_ÉNONCÉ 1_: D'après le texte, en quelle année le groupe du Théâtre de L’Aquarium a-t-il intimé à Jacques Nichet d’assumer pleinement la direction du spectacle ?

_TEXTE_:
• • • •
Ce besoin est alors exprimé, voire érigé en exigence ou ultimatum par la troupe, comme Bernard Faivre en témoigne à propos du Théâtre de l’aquarium. En effet, en 1980, « le groupe (du Théâtre de L’Aquarium ) ‘intime’ à Jacques Nichet d’assumer pleinement la direction du spectacle. Il s’exécute, produit une pièce étrange et belle, mais où le public ne reconnaît plus ‘son’ Aquarium ». Cette expérience a été le premier signe de la mort de ce collectif 20 . Elle pose aussi plusieurs questions : est-il possible, (mais, est-ce nécessaire et jusqu’à quel point ?) de penser sa pratique théâtrale, son esthétique de manière personnelle dans une troupe ? Ne suffit-il pas que le chef assume la pensée esthétique de la troupe, son pouvoir se construisant sur son savoir supposé ? ou sur de nouvelles valeurs esthétiques créées par lui ? le suivre c’est adhérer à ses valeurs. Ayant trouvé sa vérité, il l’érige en vérité universelle en dehors de laquelle « point de salut ». La troupe conduit-elle à la dépersonnalisation ou à l’adhésion inconditionnelle à la pensée du chef, ou bien, est-elle structurante et de quelle manière ? Permet-elle, et jusqu’à quel point, une liberté de jugement ? Les caractéristiques observées sur les masses, « disparition de la personnalité individuelle consciente, l’orientation des pensées et des sentiments dans les mêmes directions, la prédominance de l’affectivité et de l’animique inconscient, la tendance à l’exécution non différée d’intentions émergentes 21 » conduisent Freud à parler d’un « état de régression à une activité d’âme primitive », (« der Schwund der bewussten Einzelpersönlichkeit, die Orientierung von Gedanken und Gefühlen nach gleichen richtungen, die Vorherrschaft der Affektivität und des unbewussten Seelischen, die tendenz zur unverzüglichen Ausführung auftauchender Absichten“ -, das alles entspricht einem Zustand von Regression zu einer primitiven Seelentâtigkeit 22 . ») Cette régression étant toutefois empêchée dans les masses « hautement organisées » et dont les règles portées par le chef assurent à l’ensemble une cohésion. Les troupes théâtrales qui perdurent en sont une bonne illustration.
• • • •
_DONNÉES D'ENTRÉE_:
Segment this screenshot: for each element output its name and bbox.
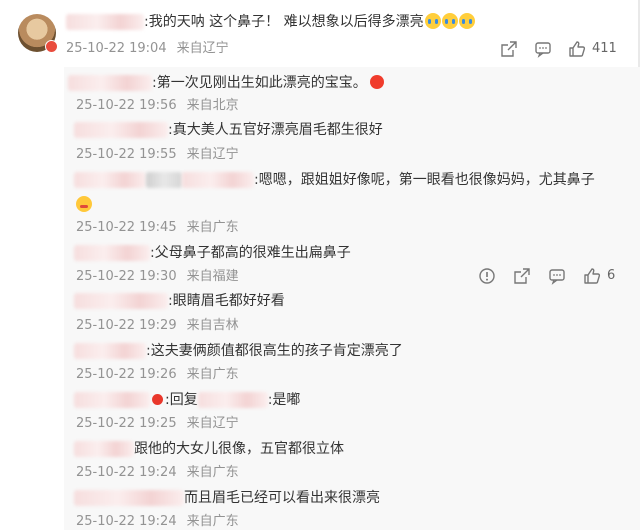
reply-location: 来自福建 xyxy=(186,269,239,284)
reply-item: :眼睛眉毛都好好看 xyxy=(74,291,285,311)
reply-date: 25-10-22 19:24 xyxy=(76,465,177,480)
share-icon[interactable] xyxy=(513,267,531,285)
like-count: 6 xyxy=(607,268,616,283)
username-redacted[interactable] xyxy=(74,172,146,188)
comment-location: 来自辽宁 xyxy=(176,41,229,56)
reply-item: :回复 :是嘟 xyxy=(74,390,300,410)
reply-meta: 25-10-22 19:56 来自北京 xyxy=(76,97,239,115)
reply-date: 25-10-22 19:30 xyxy=(76,269,177,284)
username-redacted[interactable] xyxy=(74,392,150,408)
reply-location: 来自广东 xyxy=(186,367,239,382)
reply-location: 来自北京 xyxy=(186,98,239,113)
reply-item: 而且眉毛已经可以看出来很漂亮 xyxy=(74,488,380,508)
reply-date: 25-10-22 19:25 xyxy=(76,416,177,431)
reply-item: :嗯嗯，跟姐姐好像呢，第一眼看也很像妈妈，尤其鼻子 xyxy=(74,170,595,190)
crying-emoji xyxy=(424,13,441,29)
like-count: 411 xyxy=(592,41,617,56)
username-redacted[interactable] xyxy=(146,172,182,188)
username-redacted[interactable] xyxy=(66,14,144,30)
username-redacted[interactable] xyxy=(74,293,168,309)
reply-text: :眼睛眉毛都好好看 xyxy=(168,293,285,309)
reply-date: 25-10-22 19:24 xyxy=(76,514,177,529)
reply-suffix: :是嘟 xyxy=(267,392,301,408)
username-redacted[interactable] xyxy=(74,441,134,457)
username-redacted[interactable] xyxy=(74,343,146,359)
username-redacted[interactable] xyxy=(74,245,150,261)
crying-emoji xyxy=(458,13,475,29)
reply-date: 25-10-22 19:26 xyxy=(76,367,177,382)
reply-location: 来自辽宁 xyxy=(186,147,239,162)
reply-meta: 25-10-22 19:25 来自辽宁 xyxy=(76,415,239,433)
share-icon[interactable] xyxy=(500,40,518,58)
reply-item: 跟他的大女儿很像，五官都很立体 xyxy=(74,439,344,459)
username-redacted[interactable] xyxy=(68,75,152,91)
reply-location: 来自吉林 xyxy=(186,318,239,333)
reply-text: :第一次见刚出生如此漂亮的宝宝。 xyxy=(152,75,367,91)
reply-item: :这夫妻俩颜值都很高生的孩子肯定漂亮了 xyxy=(74,341,403,361)
reply-text: 跟他的大女儿很像，五官都很立体 xyxy=(134,441,344,457)
comment-icon[interactable] xyxy=(548,267,566,285)
thumbs-up-icon[interactable] xyxy=(583,267,601,285)
reply-text: 而且眉毛已经可以看出来很漂亮 xyxy=(184,490,380,506)
reply-item: :真大美人五官好漂亮眉毛都生很好 xyxy=(74,120,383,140)
reply-text: :这夫妻俩颜值都很高生的孩子肯定漂亮了 xyxy=(146,343,403,359)
crying-emoji xyxy=(441,13,458,29)
cheer-emoji xyxy=(369,75,384,89)
reply-item: :第一次见刚出生如此漂亮的宝宝。 xyxy=(68,73,384,93)
reply-date: 25-10-22 19:55 xyxy=(76,147,177,162)
comment-date: 25-10-22 19:04 xyxy=(66,41,167,56)
reply-date: 25-10-22 19:45 xyxy=(76,220,177,235)
reply-meta: 25-10-22 19:30 来自福建 xyxy=(76,268,239,286)
reply-meta: 25-10-22 19:26 来自广东 xyxy=(76,366,239,384)
reply-item: :父母鼻子都高的很难生出扁鼻子 xyxy=(74,243,351,263)
report-icon[interactable] xyxy=(478,267,496,285)
reply-text: :嗯嗯，跟姐姐好像呢，第一眼看也很像妈妈，尤其鼻子 xyxy=(254,172,595,188)
reply-text: :真大美人五官好漂亮眉毛都生很好 xyxy=(168,122,383,138)
main-comment-text: :我的天呐 这个鼻子！ 难以想象以后得多漂亮 xyxy=(144,14,424,30)
reply-text: :父母鼻子都高的很难生出扁鼻子 xyxy=(150,245,351,261)
thumbs-up-icon[interactable] xyxy=(568,40,586,58)
comment-icon[interactable] xyxy=(534,40,552,58)
verified-badge xyxy=(45,40,58,53)
flushed-emoji xyxy=(76,196,92,212)
reply-date: 25-10-22 19:29 xyxy=(76,318,177,333)
main-comment: :我的天呐 这个鼻子！ 难以想象以后得多漂亮 xyxy=(66,12,475,32)
verified-badge xyxy=(152,394,163,405)
reply-meta: 25-10-22 19:29 来自吉林 xyxy=(76,317,239,335)
reply-location: 来自广东 xyxy=(186,514,239,529)
reply-meta: 25-10-22 19:45 来自广东 xyxy=(76,219,239,237)
username-redacted[interactable] xyxy=(74,122,168,138)
username-redacted[interactable] xyxy=(197,392,268,408)
username-redacted[interactable] xyxy=(182,172,254,188)
reply-meta: 25-10-22 19:24 来自广东 xyxy=(76,513,239,531)
reply-location: 来自广东 xyxy=(186,465,239,480)
reply-meta: 25-10-22 19:55 来自辽宁 xyxy=(76,146,239,164)
reply-meta: 25-10-22 19:24 来自广东 xyxy=(76,464,239,482)
reply-date: 25-10-22 19:56 xyxy=(76,98,177,113)
reply-location: 来自广东 xyxy=(186,220,239,235)
main-comment-meta: 25-10-22 19:04 来自辽宁 xyxy=(66,40,229,58)
username-redacted[interactable] xyxy=(74,490,184,506)
reply-location: 来自辽宁 xyxy=(186,416,239,431)
reply-prefix: :回复 xyxy=(165,392,198,408)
• • • •
_ÉNONCÉ 2_: Relevez chaque ligne de la liste qui contient la chaîne "真大美人五官好漂亮眉毛都生很好", en tenant compte de la casse.

_RÉSULTAT ATTENDU 1_: En 1980.

_RÉSULTAT ATTENDU 2_:
reply-item: :真大美人五官好漂亮眉毛都生很好 xyxy=(74,120,383,140)
reply-text: :真大美人五官好漂亮眉毛都生很好 xyxy=(168,122,383,138)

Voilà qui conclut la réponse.